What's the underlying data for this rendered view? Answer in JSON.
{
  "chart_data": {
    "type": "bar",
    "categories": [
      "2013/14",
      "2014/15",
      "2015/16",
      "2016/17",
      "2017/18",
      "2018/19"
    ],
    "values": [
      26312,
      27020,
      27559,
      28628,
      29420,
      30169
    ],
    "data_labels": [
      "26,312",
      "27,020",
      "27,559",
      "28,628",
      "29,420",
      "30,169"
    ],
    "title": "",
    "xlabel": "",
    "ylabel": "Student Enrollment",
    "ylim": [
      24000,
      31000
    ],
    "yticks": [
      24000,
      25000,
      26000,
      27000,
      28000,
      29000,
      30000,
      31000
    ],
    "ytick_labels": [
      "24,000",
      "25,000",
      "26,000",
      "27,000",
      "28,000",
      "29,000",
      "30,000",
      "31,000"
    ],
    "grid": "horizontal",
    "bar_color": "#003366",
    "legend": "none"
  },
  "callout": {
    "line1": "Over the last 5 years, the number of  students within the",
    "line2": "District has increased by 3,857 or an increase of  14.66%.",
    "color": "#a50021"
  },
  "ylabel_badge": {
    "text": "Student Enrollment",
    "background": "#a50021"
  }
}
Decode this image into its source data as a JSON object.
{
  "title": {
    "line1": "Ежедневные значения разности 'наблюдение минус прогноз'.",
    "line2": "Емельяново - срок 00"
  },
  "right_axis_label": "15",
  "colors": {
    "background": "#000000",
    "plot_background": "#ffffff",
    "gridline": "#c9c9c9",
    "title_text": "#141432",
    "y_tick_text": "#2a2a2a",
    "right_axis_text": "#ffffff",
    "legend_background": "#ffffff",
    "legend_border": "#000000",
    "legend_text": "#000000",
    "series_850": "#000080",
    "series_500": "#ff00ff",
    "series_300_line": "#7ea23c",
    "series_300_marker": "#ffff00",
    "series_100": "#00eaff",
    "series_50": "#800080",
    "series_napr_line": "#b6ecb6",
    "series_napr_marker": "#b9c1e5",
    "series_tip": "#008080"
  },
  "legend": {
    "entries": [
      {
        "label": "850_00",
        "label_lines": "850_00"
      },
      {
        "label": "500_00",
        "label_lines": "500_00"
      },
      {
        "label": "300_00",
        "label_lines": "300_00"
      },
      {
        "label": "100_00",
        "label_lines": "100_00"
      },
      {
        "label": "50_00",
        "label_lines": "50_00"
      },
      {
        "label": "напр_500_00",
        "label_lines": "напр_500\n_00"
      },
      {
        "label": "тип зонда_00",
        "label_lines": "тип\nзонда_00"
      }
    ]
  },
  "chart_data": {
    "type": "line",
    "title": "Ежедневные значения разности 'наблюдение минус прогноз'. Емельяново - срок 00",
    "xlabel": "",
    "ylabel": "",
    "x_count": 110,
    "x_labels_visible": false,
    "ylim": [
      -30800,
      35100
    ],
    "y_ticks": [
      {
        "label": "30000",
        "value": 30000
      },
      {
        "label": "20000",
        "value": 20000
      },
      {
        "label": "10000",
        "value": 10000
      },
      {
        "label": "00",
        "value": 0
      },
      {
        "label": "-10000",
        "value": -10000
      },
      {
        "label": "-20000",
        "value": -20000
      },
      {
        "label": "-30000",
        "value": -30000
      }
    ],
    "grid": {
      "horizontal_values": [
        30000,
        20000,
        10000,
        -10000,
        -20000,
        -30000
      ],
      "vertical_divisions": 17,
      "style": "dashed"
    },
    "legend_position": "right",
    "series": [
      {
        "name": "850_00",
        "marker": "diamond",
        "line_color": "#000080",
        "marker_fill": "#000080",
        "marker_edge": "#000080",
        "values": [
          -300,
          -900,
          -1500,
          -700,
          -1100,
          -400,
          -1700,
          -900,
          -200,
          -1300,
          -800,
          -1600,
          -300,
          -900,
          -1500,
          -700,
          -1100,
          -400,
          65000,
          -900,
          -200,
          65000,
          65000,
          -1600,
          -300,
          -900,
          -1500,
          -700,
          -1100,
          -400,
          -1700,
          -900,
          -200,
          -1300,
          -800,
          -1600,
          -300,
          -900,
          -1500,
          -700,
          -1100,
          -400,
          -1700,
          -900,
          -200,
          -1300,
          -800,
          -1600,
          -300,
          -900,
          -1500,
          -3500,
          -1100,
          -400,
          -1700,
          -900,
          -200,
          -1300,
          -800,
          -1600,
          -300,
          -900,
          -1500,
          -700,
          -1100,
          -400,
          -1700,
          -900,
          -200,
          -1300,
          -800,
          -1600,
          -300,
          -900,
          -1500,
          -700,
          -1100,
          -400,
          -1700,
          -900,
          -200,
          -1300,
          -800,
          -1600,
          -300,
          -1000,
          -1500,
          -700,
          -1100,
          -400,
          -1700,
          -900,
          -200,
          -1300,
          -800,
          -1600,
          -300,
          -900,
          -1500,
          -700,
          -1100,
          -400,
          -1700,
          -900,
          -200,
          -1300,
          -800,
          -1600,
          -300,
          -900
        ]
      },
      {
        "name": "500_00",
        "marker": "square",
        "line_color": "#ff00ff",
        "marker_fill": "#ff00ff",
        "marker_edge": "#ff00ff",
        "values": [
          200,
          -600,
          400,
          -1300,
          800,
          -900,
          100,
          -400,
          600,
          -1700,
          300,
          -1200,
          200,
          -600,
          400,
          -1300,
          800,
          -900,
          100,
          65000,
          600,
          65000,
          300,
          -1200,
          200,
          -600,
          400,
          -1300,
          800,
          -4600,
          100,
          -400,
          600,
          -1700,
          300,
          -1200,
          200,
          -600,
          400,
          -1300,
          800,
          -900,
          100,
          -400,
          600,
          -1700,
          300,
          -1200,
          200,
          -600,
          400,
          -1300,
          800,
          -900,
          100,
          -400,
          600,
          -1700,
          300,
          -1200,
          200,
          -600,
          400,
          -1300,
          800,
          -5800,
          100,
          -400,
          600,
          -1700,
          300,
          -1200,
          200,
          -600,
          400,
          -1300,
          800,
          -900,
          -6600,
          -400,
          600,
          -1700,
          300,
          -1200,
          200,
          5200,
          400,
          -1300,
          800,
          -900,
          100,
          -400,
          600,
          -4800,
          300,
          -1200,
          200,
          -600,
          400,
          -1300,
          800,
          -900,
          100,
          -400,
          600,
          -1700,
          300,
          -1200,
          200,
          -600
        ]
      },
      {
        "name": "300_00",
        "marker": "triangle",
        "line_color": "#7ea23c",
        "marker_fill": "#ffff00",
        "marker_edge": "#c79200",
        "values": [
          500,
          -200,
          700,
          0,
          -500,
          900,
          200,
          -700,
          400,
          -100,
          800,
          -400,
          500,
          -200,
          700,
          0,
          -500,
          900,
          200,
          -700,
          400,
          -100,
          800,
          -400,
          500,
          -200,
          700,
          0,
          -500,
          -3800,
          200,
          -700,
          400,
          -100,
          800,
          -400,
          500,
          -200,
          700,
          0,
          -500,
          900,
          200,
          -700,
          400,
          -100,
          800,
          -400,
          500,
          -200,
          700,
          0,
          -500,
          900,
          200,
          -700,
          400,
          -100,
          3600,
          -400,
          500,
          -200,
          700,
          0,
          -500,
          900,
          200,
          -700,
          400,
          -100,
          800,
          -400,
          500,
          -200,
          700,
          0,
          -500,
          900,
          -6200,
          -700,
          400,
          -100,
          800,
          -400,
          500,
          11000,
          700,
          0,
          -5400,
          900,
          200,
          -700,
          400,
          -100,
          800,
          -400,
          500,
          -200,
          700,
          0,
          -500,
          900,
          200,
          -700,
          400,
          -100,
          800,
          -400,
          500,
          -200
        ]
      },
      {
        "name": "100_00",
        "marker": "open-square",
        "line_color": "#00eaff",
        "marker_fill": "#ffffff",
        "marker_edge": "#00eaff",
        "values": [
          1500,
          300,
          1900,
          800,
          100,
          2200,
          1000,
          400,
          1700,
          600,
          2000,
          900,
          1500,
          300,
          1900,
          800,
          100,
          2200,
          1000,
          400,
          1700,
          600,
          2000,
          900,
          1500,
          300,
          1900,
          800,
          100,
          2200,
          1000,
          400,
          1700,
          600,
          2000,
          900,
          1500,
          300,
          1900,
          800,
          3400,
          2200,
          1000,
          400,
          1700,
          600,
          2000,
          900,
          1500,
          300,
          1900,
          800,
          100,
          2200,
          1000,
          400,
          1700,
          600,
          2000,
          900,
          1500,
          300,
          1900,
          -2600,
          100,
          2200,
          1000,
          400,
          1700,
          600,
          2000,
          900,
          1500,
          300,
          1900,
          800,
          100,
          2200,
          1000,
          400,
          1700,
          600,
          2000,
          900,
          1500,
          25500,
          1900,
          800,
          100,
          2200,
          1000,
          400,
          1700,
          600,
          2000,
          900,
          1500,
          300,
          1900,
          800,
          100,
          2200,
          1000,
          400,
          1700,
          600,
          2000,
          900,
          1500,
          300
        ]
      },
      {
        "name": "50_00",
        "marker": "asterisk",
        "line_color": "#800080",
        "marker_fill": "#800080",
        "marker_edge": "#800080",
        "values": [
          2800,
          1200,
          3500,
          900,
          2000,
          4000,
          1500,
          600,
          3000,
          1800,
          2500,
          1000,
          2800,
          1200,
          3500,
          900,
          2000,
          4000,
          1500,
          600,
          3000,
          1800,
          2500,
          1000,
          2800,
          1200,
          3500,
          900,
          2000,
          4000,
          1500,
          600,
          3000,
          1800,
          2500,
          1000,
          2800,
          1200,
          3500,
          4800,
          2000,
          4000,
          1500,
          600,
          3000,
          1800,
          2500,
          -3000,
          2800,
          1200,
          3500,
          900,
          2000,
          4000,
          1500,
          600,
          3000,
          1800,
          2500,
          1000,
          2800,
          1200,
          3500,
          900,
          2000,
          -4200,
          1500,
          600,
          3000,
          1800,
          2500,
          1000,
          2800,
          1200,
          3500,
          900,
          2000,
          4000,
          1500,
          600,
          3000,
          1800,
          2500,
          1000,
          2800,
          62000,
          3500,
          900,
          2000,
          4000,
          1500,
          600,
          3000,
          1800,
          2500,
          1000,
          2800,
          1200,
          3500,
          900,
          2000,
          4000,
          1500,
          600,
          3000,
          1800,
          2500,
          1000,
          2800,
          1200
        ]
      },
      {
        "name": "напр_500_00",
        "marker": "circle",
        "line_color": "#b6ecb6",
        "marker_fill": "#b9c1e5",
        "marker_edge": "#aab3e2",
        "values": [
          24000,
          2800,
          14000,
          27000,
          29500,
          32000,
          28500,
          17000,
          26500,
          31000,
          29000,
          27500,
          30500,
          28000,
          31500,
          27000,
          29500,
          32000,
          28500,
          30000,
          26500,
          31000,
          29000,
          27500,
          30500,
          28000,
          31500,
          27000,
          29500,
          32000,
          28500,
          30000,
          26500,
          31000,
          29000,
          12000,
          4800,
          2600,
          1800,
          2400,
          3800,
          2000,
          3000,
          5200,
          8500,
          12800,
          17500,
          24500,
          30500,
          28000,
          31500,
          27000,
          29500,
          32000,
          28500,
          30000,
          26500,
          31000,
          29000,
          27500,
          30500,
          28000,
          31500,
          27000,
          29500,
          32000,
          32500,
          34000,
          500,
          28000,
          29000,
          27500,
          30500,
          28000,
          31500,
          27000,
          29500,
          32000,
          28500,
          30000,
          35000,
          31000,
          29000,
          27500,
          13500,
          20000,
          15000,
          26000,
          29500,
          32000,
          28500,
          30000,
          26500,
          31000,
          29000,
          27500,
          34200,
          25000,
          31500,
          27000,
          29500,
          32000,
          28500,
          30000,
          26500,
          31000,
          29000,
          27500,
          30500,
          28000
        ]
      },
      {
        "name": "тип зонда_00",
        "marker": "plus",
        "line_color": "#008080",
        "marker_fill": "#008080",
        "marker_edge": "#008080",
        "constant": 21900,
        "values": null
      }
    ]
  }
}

= = = = =

**Task to complete**:
How many lines in the listing above contain the string "ffffff"? Answer with the number only.

**Task answer**:
4